OBJECTIVE: Each entry must be reproduced precisely as it stands.

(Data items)
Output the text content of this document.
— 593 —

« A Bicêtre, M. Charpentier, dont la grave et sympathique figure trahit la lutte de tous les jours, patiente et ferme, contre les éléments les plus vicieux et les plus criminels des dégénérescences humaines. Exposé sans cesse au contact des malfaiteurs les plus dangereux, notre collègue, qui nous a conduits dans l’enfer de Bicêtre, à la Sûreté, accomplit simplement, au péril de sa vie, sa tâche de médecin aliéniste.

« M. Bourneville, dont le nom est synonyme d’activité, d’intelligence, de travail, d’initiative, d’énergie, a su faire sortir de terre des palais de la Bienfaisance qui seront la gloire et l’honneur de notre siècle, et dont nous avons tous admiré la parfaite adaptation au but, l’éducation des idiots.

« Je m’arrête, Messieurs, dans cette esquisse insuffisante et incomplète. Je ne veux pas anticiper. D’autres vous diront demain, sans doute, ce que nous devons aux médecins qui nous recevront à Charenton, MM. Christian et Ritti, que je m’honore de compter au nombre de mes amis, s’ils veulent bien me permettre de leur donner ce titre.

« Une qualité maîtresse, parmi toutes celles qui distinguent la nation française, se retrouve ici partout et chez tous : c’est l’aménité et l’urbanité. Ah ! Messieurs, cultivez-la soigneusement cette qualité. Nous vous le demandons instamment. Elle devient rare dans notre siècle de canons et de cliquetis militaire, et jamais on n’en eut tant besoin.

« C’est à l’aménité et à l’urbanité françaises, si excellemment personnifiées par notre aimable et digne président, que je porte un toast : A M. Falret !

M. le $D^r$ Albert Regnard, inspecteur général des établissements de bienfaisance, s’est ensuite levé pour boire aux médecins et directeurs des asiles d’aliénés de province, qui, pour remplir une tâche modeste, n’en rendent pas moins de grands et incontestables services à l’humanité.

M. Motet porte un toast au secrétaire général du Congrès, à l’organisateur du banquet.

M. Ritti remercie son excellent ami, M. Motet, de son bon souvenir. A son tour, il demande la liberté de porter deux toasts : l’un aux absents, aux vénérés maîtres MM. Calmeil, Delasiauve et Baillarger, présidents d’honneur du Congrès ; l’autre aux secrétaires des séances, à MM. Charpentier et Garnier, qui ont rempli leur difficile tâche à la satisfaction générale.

COMPLETE ANSWER:
Output the text content of this document.
— 593 —

« A Bicêtre, M. Charpentier, dont la grave et sympathique figure trahit la lutte de tous les jours, patiente et ferme, contre les éléments les plus vicieux et les plus criminels des dégénérescences humaines. Exposé sans cesse au contact des malfaiteurs les plus dangereux, notre collègue, qui nous a conduits dans l’enfer de Bicêtre, à la Sûreté, accomplit simplement, au péril de sa vie, sa tâche de médecin aliéniste.

« M. Bourneville, dont le nom est synonyme d’activité, d’intelligence, de travail, d’initiative, d’énergie, a su faire sortir de terre des palais de la Bienfaisance qui seront la gloire et l’honneur de notre siècle, et dont nous avons tous admiré la parfaite adaptation au but, l’éducation des idiots.

« Je m’arrête, Messieurs, dans cette esquisse insuffisante et incomplète. Je ne veux pas anticiper. D’autres vous diront demain, sans doute, ce que nous devons aux médecins qui nous recevront à Charenton, MM. Christian et Ritti, que je m’honore de compter au nombre de mes amis, s’ils veulent bien me permettre de leur donner ce titre.

« Une qualité maîtresse, parmi toutes celles qui distinguent la nation française, se retrouve ici partout et chez tous : c’est l’aménité et l’urbanité. Ah ! Messieurs, cultivez-la soigneusement cette qualité. Nous vous le demandons instamment. Elle devient rare dans notre siècle de canons et de cliquetis militaire, et jamais on n’en eut tant besoin.

« C’est à l’aménité et à l’urbanité françaises, si excellemment personnifiées par notre aimable et digne président, que je porte un toast : A M. Falret !

M. le $D^r$ Albert Regnard, inspecteur général des établissements de bienfaisance, s’est ensuite levé pour boire aux médecins et directeurs des asiles d’aliénés de province, qui, pour remplir une tâche modeste, n’en rendent pas moins de grands et incontestables services à l’humanité.

M. Motet porte un toast au secrétaire général du Congrès, à l’organisateur du banquet.

M. Ritti remercie son excellent ami, M. Motet, de son bon souvenir. A son tour, il demande la liberté de porter deux toasts : l’un aux absents, aux vénérés maîtres MM. Calmeil, Delasiauve et Baillarger, présidents d’honneur du Congrès ; l’autre aux secrétaires des séances, à MM. Charpentier et Garnier, qui ont rempli leur difficile tâche à la satisfaction générale.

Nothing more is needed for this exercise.